• [What you will do]:
Locate every line in the data that contains the string "Forecast" and copy each of those lines.

= = = = = = =

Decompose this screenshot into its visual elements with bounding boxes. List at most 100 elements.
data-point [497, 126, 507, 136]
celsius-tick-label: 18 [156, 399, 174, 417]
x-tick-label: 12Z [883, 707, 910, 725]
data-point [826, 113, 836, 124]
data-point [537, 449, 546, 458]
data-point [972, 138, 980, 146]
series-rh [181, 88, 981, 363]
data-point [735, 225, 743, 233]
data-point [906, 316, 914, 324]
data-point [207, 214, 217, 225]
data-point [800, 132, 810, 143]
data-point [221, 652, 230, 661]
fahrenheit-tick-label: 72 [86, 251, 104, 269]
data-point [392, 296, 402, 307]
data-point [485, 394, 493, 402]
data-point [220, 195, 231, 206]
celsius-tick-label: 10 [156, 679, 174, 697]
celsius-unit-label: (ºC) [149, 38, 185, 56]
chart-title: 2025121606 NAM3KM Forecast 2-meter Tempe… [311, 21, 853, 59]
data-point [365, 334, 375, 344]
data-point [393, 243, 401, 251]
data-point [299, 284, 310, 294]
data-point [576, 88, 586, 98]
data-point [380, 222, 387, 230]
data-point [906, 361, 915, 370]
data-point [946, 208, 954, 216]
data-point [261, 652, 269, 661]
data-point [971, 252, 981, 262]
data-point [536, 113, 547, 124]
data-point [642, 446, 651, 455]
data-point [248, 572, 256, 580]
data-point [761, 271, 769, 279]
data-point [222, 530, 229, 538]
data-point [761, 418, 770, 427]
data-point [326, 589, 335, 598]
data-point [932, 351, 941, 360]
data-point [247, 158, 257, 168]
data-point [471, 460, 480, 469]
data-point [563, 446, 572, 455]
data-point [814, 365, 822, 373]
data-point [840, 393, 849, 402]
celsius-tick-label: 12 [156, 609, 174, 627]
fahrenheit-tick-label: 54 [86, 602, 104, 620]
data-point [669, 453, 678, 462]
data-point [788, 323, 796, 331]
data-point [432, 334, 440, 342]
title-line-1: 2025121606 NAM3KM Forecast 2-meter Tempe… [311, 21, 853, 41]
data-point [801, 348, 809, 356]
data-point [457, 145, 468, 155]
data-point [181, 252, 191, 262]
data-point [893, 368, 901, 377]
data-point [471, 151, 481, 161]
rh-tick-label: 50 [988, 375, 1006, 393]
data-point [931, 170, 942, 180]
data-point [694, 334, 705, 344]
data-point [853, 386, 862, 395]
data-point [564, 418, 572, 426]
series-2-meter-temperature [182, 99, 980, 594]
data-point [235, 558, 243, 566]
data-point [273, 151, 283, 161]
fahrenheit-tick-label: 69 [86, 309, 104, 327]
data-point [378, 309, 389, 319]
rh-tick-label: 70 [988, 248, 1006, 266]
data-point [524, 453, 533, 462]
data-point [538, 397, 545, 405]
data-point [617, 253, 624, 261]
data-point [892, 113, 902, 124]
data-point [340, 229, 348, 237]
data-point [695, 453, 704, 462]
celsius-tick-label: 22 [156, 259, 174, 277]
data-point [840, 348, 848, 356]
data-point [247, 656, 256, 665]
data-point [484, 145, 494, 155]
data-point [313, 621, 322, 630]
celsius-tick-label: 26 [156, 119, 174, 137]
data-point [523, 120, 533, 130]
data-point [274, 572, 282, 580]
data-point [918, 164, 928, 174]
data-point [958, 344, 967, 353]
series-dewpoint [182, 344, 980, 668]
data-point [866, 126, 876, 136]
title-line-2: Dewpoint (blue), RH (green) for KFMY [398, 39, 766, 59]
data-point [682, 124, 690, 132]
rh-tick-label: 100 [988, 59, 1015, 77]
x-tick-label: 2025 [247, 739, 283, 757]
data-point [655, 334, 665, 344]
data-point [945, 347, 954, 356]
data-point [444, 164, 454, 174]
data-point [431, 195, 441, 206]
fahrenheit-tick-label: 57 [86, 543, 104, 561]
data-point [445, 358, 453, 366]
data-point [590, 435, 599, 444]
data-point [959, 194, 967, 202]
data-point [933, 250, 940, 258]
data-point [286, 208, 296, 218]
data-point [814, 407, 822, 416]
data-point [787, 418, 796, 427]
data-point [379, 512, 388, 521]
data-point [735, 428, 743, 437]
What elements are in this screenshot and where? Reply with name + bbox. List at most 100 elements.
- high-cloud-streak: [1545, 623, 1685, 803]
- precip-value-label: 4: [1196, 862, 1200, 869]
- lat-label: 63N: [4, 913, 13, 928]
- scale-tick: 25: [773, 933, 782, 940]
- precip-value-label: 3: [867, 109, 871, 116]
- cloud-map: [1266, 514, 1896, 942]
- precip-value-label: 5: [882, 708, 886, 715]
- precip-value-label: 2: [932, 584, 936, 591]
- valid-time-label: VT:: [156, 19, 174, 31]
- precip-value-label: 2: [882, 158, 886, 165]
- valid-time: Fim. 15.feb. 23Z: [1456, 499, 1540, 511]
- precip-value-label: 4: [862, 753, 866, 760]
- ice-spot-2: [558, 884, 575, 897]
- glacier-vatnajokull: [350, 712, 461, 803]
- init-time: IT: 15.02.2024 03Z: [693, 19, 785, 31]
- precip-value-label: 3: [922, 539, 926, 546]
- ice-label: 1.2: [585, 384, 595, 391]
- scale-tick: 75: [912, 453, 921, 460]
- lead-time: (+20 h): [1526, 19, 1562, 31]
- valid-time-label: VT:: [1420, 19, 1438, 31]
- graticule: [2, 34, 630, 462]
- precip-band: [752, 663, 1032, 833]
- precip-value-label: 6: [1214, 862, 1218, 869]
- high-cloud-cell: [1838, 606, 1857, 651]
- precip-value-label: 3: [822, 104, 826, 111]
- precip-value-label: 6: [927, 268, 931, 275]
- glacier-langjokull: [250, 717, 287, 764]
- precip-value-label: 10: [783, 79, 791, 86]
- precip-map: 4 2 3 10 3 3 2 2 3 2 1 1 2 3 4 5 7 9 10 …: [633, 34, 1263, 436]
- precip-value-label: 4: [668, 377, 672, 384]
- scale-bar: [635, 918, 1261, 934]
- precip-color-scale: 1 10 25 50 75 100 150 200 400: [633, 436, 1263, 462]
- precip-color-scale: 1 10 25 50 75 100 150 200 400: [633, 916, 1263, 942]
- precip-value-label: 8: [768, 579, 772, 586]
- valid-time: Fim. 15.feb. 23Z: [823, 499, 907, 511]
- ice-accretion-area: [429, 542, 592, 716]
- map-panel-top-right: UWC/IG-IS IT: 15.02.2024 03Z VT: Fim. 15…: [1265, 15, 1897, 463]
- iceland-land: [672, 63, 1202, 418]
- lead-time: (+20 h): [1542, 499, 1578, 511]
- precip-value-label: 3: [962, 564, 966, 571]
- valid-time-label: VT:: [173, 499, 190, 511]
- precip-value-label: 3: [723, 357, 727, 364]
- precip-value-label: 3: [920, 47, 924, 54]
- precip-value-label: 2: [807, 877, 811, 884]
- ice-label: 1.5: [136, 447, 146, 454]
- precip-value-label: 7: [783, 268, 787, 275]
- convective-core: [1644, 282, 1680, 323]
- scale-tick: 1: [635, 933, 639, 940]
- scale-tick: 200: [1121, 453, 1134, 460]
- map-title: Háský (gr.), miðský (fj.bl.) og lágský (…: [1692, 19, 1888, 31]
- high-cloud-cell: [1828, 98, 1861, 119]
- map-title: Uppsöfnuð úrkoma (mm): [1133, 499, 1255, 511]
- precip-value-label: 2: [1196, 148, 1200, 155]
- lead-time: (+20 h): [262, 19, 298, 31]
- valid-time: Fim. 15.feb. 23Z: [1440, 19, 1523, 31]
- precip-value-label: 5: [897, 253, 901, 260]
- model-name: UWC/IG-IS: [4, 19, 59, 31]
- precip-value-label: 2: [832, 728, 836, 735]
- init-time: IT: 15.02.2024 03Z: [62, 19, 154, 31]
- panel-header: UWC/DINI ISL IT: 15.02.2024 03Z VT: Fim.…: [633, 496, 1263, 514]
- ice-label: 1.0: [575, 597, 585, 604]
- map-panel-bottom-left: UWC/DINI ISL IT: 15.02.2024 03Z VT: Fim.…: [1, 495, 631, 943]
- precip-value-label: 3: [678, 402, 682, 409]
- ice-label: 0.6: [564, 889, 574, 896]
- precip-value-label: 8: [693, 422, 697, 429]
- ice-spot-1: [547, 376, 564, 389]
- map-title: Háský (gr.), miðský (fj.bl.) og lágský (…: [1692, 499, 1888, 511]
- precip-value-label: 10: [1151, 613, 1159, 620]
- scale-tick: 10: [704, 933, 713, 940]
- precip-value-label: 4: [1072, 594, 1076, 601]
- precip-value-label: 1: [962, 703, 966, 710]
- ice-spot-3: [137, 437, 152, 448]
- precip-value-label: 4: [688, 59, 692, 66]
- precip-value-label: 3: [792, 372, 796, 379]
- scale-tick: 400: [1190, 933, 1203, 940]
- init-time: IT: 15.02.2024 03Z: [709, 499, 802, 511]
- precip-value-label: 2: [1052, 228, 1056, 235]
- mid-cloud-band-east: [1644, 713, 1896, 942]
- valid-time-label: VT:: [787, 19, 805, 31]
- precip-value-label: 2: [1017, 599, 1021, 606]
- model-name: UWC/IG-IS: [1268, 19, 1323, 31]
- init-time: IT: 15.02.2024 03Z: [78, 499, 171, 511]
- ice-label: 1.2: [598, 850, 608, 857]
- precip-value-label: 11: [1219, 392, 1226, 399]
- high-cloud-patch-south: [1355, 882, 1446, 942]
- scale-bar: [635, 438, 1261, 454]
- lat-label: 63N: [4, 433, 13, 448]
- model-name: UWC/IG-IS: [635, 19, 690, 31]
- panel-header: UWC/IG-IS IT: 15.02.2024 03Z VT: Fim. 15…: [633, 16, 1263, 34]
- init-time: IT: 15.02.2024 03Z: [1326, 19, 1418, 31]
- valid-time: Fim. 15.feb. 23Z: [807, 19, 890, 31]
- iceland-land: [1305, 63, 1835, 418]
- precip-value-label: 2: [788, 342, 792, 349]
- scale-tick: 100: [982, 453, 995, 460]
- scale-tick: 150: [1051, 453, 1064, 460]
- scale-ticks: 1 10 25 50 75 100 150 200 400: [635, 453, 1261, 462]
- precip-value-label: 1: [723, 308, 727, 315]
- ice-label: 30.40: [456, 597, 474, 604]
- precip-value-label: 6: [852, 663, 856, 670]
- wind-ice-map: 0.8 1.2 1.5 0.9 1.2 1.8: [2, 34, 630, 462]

= = = = = = =

• [Correct answer]:
chart-title: 2025121606 NAM3KM Forecast 2-meter Tempe… [311, 21, 853, 59]
title-line-1: 2025121606 NAM3KM Forecast 2-meter Tempe… [311, 21, 853, 41]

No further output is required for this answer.